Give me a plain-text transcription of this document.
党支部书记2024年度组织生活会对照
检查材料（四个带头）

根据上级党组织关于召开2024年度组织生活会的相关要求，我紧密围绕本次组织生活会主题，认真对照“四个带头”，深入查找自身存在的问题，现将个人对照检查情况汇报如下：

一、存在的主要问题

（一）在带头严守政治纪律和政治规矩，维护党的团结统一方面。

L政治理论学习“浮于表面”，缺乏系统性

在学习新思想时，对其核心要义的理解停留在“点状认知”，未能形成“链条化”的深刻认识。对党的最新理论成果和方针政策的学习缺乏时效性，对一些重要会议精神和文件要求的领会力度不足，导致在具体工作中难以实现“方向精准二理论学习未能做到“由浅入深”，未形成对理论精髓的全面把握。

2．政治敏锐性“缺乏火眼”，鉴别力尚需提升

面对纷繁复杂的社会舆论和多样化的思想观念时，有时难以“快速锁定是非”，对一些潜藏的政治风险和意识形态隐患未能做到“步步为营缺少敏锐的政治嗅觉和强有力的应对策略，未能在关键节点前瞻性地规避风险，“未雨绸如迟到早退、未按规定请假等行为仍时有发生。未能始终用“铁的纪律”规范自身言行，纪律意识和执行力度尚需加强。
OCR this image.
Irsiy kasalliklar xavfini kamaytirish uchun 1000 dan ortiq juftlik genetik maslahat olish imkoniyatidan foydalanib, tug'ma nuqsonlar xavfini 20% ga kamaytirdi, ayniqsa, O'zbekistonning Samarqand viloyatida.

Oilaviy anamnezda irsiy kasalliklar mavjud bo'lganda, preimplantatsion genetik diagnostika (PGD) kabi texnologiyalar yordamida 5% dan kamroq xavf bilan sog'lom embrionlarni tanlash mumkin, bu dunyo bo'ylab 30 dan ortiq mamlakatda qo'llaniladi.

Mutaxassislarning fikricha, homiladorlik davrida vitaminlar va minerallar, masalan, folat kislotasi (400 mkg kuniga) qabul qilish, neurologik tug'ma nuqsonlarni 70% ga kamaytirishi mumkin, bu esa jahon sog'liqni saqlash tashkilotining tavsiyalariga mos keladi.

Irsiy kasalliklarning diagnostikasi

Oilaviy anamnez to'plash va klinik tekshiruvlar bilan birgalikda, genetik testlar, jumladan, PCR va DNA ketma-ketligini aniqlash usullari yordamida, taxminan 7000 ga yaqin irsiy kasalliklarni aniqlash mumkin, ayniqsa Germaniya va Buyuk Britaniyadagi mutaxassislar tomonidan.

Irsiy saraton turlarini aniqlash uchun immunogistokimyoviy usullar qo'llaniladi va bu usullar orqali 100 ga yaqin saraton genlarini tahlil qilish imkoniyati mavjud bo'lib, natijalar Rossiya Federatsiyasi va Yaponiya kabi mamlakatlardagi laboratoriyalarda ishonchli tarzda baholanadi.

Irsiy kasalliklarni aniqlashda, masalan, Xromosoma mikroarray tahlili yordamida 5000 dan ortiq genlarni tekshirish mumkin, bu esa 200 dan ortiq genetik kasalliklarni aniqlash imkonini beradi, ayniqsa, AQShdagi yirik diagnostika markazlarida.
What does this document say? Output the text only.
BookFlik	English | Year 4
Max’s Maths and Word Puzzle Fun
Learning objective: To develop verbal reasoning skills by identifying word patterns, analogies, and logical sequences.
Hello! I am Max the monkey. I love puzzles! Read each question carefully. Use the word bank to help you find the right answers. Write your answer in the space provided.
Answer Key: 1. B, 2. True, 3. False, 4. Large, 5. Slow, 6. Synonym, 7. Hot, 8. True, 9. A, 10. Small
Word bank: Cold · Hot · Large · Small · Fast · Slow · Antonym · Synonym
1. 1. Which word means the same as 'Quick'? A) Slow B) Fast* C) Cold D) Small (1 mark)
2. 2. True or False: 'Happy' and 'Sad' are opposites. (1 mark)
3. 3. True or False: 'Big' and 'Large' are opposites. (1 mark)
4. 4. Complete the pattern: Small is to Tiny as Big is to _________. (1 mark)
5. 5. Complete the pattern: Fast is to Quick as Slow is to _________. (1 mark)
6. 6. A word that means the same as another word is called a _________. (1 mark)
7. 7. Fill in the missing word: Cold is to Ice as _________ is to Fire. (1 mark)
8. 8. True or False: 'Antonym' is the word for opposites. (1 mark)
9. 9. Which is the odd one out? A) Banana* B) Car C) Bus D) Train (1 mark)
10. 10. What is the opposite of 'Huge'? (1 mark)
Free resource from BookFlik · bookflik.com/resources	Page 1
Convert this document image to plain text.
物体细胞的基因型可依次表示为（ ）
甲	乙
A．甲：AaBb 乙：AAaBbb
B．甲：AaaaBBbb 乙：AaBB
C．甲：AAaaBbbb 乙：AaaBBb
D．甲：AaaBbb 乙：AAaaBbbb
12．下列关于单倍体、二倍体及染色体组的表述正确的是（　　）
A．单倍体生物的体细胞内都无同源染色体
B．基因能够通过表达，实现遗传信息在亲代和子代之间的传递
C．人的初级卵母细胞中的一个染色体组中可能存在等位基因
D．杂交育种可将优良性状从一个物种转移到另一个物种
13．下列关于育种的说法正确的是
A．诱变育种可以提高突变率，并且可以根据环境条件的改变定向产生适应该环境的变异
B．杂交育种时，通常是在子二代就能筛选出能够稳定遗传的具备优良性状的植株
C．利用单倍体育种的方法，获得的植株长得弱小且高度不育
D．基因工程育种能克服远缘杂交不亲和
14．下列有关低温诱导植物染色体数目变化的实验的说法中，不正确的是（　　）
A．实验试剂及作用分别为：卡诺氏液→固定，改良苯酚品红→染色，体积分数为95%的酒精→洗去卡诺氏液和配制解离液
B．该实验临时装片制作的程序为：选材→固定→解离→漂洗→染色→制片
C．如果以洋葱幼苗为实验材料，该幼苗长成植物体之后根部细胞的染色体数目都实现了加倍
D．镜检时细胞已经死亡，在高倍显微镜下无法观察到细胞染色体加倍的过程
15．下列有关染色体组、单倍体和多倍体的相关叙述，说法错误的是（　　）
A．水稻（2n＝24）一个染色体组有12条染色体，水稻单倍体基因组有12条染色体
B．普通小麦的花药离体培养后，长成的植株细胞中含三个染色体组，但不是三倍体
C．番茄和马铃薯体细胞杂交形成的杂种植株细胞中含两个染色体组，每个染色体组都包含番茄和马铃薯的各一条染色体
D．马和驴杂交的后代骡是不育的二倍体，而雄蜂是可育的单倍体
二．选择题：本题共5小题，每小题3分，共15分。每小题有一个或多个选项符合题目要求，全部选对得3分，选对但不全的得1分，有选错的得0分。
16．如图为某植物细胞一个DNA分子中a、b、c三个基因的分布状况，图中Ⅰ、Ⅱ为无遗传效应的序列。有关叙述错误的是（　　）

++++++++++

WORK INSTRUCTIONS
Copy out the whole listing exactly; please set it all down.

TASK OUTPUT
Give me a plain-text transcription of this document.
党支部书记2024年度组织生活会对照
检查材料（四个带头）

根据上级党组织关于召开2024年度组织生活会的相关要求，我紧密围绕本次组织生活会主题，认真对照“四个带头”，深入查找自身存在的问题，现将个人对照检查情况汇报如下：

一、存在的主要问题

（一）在带头严守政治纪律和政治规矩，维护党的团结统一方面。

L政治理论学习“浮于表面”，缺乏系统性

在学习新思想时，对其核心要义的理解停留在“点状认知”，未能形成“链条化”的深刻认识。对党的最新理论成果和方针政策的学习缺乏时效性，对一些重要会议精神和文件要求的领会力度不足，导致在具体工作中难以实现“方向精准二理论学习未能做到“由浅入深”，未形成对理论精髓的全面把握。

2．政治敏锐性“缺乏火眼”，鉴别力尚需提升

面对纷繁复杂的社会舆论和多样化的思想观念时，有时难以“快速锁定是非”，对一些潜藏的政治风险和意识形态隐患未能做到“步步为营缺少敏锐的政治嗅觉和强有力的应对策略，未能在关键节点前瞻性地规避风险，“未雨绸如迟到早退、未按规定请假等行为仍时有发生。未能始终用“铁的纪律”规范自身言行，纪律意识和执行力度尚需加强。
OCR this image.
Irsiy kasalliklar xavfini kamaytirish uchun 1000 dan ortiq juftlik genetik maslahat olish imkoniyatidan foydalanib, tug'ma nuqsonlar xavfini 20% ga kamaytirdi, ayniqsa, O'zbekistonning Samarqand viloyatida.

Oilaviy anamnezda irsiy kasalliklar mavjud bo'lganda, preimplantatsion genetik diagnostika (PGD) kabi texnologiyalar yordamida 5% dan kamroq xavf bilan sog'lom embrionlarni tanlash mumkin, bu dunyo bo'ylab 30 dan ortiq mamlakatda qo'llaniladi.

Mutaxassislarning fikricha, homiladorlik davrida vitaminlar va minerallar, masalan, folat kislotasi (400 mkg kuniga) qabul qilish, neurologik tug'ma nuqsonlarni 70% ga kamaytirishi mumkin, bu esa jahon sog'liqni saqlash tashkilotining tavsiyalariga mos keladi.

Irsiy kasalliklarning diagnostikasi

Oilaviy anamnez to'plash va klinik tekshiruvlar bilan birgalikda, genetik testlar, jumladan, PCR va DNA ketma-ketligini aniqlash usullari yordamida, taxminan 7000 ga yaqin irsiy kasalliklarni aniqlash mumkin, ayniqsa Germaniya va Buyuk Britaniyadagi mutaxassislar tomonidan.

Irsiy saraton turlarini aniqlash uchun immunogistokimyoviy usullar qo'llaniladi va bu usullar orqali 100 ga yaqin saraton genlarini tahlil qilish imkoniyati mavjud bo'lib, natijalar Rossiya Federatsiyasi va Yaponiya kabi mamlakatlardagi laboratoriyalarda ishonchli tarzda baholanadi.

Irsiy kasalliklarni aniqlashda, masalan, Xromosoma mikroarray tahlili yordamida 5000 dan ortiq genlarni tekshirish mumkin, bu esa 200 dan ortiq genetik kasalliklarni aniqlash imkonini beradi, ayniqsa, AQShdagi yirik diagnostika markazlarida.
What does this document say? Output the text only.
BookFlik	English | Year 4
Max’s Maths and Word Puzzle Fun
Learning objective: To develop verbal reasoning skills by identifying word patterns, analogies, and logical sequences.
Hello! I am Max the monkey. I love puzzles! Read each question carefully. Use the word bank to help you find the right answers. Write your answer in the space provided.
Answer Key: 1. B, 2. True, 3. False, 4. Large, 5. Slow, 6. Synonym, 7. Hot, 8. True, 9. A, 10. Small
Word bank: Cold · Hot · Large · Small · Fast · Slow · Antonym · Synonym
1. 1. Which word means the same as 'Quick'? A) Slow B) Fast* C) Cold D) Small (1 mark)
2. 2. True or False: 'Happy' and 'Sad' are opposites. (1 mark)
3. 3. True or False: 'Big' and 'Large' are opposites. (1 mark)
4. 4. Complete the pattern: Small is to Tiny as Big is to _________. (1 mark)
5. 5. Complete the pattern: Fast is to Quick as Slow is to _________. (1 mark)
6. 6. A word that means the same as another word is called a _________. (1 mark)
7. 7. Fill in the missing word: Cold is to Ice as _________ is to Fire. (1 mark)
8. 8. True or False: 'Antonym' is the word for opposites. (1 mark)
9. 9. Which is the odd one out? A) Banana* B) Car C) Bus D) Train (1 mark)
10. 10. What is the opposite of 'Huge'? (1 mark)
Free resource from BookFlik · bookflik.com/resources	Page 1
Convert this document image to plain text.
物体细胞的基因型可依次表示为（ ）
甲	乙
A．甲：AaBb 乙：AAaBbb
B．甲：AaaaBBbb 乙：AaBB
C．甲：AAaaBbbb 乙：AaaBBb
D．甲：AaaBbb 乙：AAaaBbbb
12．下列关于单倍体、二倍体及染色体组的表述正确的是（　　）
A．单倍体生物的体细胞内都无同源染色体
B．基因能够通过表达，实现遗传信息在亲代和子代之间的传递
C．人的初级卵母细胞中的一个染色体组中可能存在等位基因
D．杂交育种可将优良性状从一个物种转移到另一个物种
13．下列关于育种的说法正确的是
A．诱变育种可以提高突变率，并且可以根据环境条件的改变定向产生适应该环境的变异
B．杂交育种时，通常是在子二代就能筛选出能够稳定遗传的具备优良性状的植株
C．利用单倍体育种的方法，获得的植株长得弱小且高度不育
D．基因工程育种能克服远缘杂交不亲和
14．下列有关低温诱导植物染色体数目变化的实验的说法中，不正确的是（　　）
A．实验试剂及作用分别为：卡诺氏液→固定，改良苯酚品红→染色，体积分数为95%的酒精→洗去卡诺氏液和配制解离液
B．该实验临时装片制作的程序为：选材→固定→解离→漂洗→染色→制片
C．如果以洋葱幼苗为实验材料，该幼苗长成植物体之后根部细胞的染色体数目都实现了加倍
D．镜检时细胞已经死亡，在高倍显微镜下无法观察到细胞染色体加倍的过程
15．下列有关染色体组、单倍体和多倍体的相关叙述，说法错误的是（　　）
A．水稻（2n＝24）一个染色体组有12条染色体，水稻单倍体基因组有12条染色体
B．普通小麦的花药离体培养后，长成的植株细胞中含三个染色体组，但不是三倍体
C．番茄和马铃薯体细胞杂交形成的杂种植株细胞中含两个染色体组，每个染色体组都包含番茄和马铃薯的各一条染色体
D．马和驴杂交的后代骡是不育的二倍体，而雄蜂是可育的单倍体
二．选择题：本题共5小题，每小题3分，共15分。每小题有一个或多个选项符合题目要求，全部选对得3分，选对但不全的得1分，有选错的得0分。
16．如图为某植物细胞一个DNA分子中a、b、c三个基因的分布状况，图中Ⅰ、Ⅱ为无遗传效应的序列。有关叙述错误的是（　　）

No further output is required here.